§ **RECORDS FOR THIS TASK**:
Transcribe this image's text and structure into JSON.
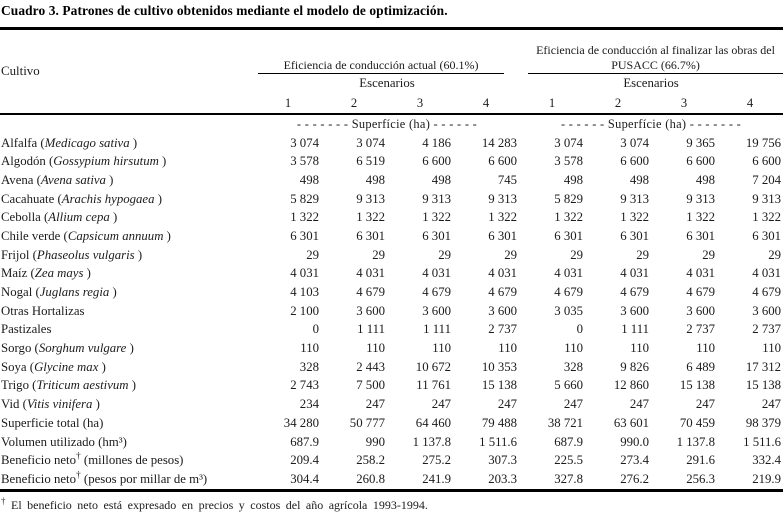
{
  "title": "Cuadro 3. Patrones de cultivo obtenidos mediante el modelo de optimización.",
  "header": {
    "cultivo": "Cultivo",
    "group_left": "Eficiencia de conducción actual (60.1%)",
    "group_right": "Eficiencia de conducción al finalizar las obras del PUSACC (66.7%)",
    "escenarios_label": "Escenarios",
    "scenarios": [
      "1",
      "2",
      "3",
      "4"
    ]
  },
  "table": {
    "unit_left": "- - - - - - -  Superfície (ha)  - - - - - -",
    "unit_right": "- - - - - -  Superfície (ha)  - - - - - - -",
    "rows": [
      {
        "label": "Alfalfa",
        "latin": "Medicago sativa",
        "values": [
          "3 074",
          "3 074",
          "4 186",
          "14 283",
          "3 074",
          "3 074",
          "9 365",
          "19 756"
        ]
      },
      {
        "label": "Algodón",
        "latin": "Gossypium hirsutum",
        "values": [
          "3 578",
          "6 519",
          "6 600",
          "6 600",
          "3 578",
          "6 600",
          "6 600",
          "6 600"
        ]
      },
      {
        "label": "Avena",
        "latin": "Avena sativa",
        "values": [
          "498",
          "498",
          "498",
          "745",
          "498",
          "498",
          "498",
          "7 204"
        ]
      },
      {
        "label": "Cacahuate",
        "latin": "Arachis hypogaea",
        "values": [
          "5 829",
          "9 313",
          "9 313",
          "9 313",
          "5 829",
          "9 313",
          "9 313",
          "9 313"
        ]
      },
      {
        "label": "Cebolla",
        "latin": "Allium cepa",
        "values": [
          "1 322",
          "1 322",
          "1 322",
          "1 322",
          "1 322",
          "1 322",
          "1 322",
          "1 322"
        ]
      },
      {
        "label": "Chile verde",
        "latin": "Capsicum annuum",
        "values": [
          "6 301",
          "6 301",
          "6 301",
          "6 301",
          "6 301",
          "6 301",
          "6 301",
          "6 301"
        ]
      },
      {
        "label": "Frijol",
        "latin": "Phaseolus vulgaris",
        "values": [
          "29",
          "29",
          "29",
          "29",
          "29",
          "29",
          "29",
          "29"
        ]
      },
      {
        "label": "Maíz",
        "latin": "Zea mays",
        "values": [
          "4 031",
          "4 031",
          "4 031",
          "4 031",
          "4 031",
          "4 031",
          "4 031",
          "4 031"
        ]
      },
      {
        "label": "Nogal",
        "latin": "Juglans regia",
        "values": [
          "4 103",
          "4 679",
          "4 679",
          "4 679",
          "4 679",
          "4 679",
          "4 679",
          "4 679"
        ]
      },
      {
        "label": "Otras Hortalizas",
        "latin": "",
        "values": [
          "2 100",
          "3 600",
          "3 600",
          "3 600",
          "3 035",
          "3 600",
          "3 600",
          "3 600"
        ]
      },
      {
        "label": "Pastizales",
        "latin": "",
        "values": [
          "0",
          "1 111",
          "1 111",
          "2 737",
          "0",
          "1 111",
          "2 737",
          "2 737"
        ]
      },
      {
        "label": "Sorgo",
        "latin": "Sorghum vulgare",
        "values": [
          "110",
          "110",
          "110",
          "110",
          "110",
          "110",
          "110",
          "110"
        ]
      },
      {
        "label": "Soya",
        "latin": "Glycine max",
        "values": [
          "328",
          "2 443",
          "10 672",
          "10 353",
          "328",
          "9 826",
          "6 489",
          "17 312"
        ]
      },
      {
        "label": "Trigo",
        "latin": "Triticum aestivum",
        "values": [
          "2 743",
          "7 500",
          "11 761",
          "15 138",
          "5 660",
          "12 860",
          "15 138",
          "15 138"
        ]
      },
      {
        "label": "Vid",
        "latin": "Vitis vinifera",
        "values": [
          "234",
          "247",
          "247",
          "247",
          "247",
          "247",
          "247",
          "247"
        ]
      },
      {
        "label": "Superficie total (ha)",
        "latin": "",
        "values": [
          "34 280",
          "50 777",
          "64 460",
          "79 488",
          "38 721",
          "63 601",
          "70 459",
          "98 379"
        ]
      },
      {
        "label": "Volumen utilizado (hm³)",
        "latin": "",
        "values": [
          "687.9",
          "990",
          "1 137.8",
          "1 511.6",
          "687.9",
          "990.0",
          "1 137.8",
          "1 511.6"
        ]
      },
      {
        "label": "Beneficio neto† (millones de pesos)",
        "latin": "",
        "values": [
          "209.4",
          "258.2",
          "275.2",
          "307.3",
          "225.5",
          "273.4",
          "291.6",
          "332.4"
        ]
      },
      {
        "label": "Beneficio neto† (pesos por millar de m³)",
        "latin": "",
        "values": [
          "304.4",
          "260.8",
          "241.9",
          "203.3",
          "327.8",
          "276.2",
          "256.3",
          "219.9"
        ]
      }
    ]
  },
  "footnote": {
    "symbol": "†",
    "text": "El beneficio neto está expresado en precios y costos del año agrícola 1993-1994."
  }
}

§ **THE PROBLEM**: Quote the preceding records in their entirety, excluding every picture.

§ **RESPONSE TO THE TASK**:
Transcribe this image's text and structure into JSON.
{
  "title": "Cuadro 3. Patrones de cultivo obtenidos mediante el modelo de optimización.",
  "header": {
    "cultivo": "Cultivo",
    "group_left": "Eficiencia de conducción actual (60.1%)",
    "group_right": "Eficiencia de conducción al finalizar las obras del PUSACC (66.7%)",
    "escenarios_label": "Escenarios",
    "scenarios": [
      "1",
      "2",
      "3",
      "4"
    ]
  },
  "table": {
    "unit_left": "- - - - - - -  Superfície (ha)  - - - - - -",
    "unit_right": "- - - - - -  Superfície (ha)  - - - - - - -",
    "rows": [
      {
        "label": "Alfalfa",
        "latin": "Medicago sativa",
        "values": [
          "3 074",
          "3 074",
          "4 186",
          "14 283",
          "3 074",
          "3 074",
          "9 365",
          "19 756"
        ]
      },
      {
        "label": "Algodón",
        "latin": "Gossypium hirsutum",
        "values": [
          "3 578",
          "6 519",
          "6 600",
          "6 600",
          "3 578",
          "6 600",
          "6 600",
          "6 600"
        ]
      },
      {
        "label": "Avena",
        "latin": "Avena sativa",
        "values": [
          "498",
          "498",
          "498",
          "745",
          "498",
          "498",
          "498",
          "7 204"
        ]
      },
      {
        "label": "Cacahuate",
        "latin": "Arachis hypogaea",
        "values": [
          "5 829",
          "9 313",
          "9 313",
          "9 313",
          "5 829",
          "9 313",
          "9 313",
          "9 313"
        ]
      },
      {
        "label": "Cebolla",
        "latin": "Allium cepa",
        "values": [
          "1 322",
          "1 322",
          "1 322",
          "1 322",
          "1 322",
          "1 322",
          "1 322",
          "1 322"
        ]
      },
      {
        "label": "Chile verde",
        "latin": "Capsicum annuum",
        "values": [
          "6 301",
          "6 301",
          "6 301",
          "6 301",
          "6 301",
          "6 301",
          "6 301",
          "6 301"
        ]
      },
      {
        "label": "Frijol",
        "latin": "Phaseolus vulgaris",
        "values": [
          "29",
          "29",
          "29",
          "29",
          "29",
          "29",
          "29",
          "29"
        ]
      },
      {
        "label": "Maíz",
        "latin": "Zea mays",
        "values": [
          "4 031",
          "4 031",
          "4 031",
          "4 031",
          "4 031",
          "4 031",
          "4 031",
          "4 031"
        ]
      },
      {
        "label": "Nogal",
        "latin": "Juglans regia",
        "values": [
          "4 103",
          "4 679",
          "4 679",
          "4 679",
          "4 679",
          "4 679",
          "4 679",
          "4 679"
        ]
      },
      {
        "label": "Otras Hortalizas",
        "latin": "",
        "values": [
          "2 100",
          "3 600",
          "3 600",
          "3 600",
          "3 035",
          "3 600",
          "3 600",
          "3 600"
        ]
      },
      {
        "label": "Pastizales",
        "latin": "",
        "values": [
          "0",
          "1 111",
          "1 111",
          "2 737",
          "0",
          "1 111",
          "2 737",
          "2 737"
        ]
      },
      {
        "label": "Sorgo",
        "latin": "Sorghum vulgare",
        "values": [
          "110",
          "110",
          "110",
          "110",
          "110",
          "110",
          "110",
          "110"
        ]
      },
      {
        "label": "Soya",
        "latin": "Glycine max",
        "values": [
          "328",
          "2 443",
          "10 672",
          "10 353",
          "328",
          "9 826",
          "6 489",
          "17 312"
        ]
      },
      {
        "label": "Trigo",
        "latin": "Triticum aestivum",
        "values": [
          "2 743",
          "7 500",
          "11 761",
          "15 138",
          "5 660",
          "12 860",
          "15 138",
          "15 138"
        ]
      },
      {
        "label": "Vid",
        "latin": "Vitis vinifera",
        "values": [
          "234",
          "247",
          "247",
          "247",
          "247",
          "247",
          "247",
          "247"
        ]
      },
      {
        "label": "Superficie total (ha)",
        "latin": "",
        "values": [
          "34 280",
          "50 777",
          "64 460",
          "79 488",
          "38 721",
          "63 601",
          "70 459",
          "98 379"
        ]
      },
      {
        "label": "Volumen utilizado (hm³)",
        "latin": "",
        "values": [
          "687.9",
          "990",
          "1 137.8",
          "1 511.6",
          "687.9",
          "990.0",
          "1 137.8",
          "1 511.6"
        ]
      },
      {
        "label": "Beneficio neto† (millones de pesos)",
        "latin": "",
        "values": [
          "209.4",
          "258.2",
          "275.2",
          "307.3",
          "225.5",
          "273.4",
          "291.6",
          "332.4"
        ]
      },
      {
        "label": "Beneficio neto† (pesos por millar de m³)",
        "latin": "",
        "values": [
          "304.4",
          "260.8",
          "241.9",
          "203.3",
          "327.8",
          "276.2",
          "256.3",
          "219.9"
        ]
      }
    ]
  },
  "footnote": {
    "symbol": "†",
    "text": "El beneficio neto está expresado en precios y costos del año agrícola 1993-1994."
  }
}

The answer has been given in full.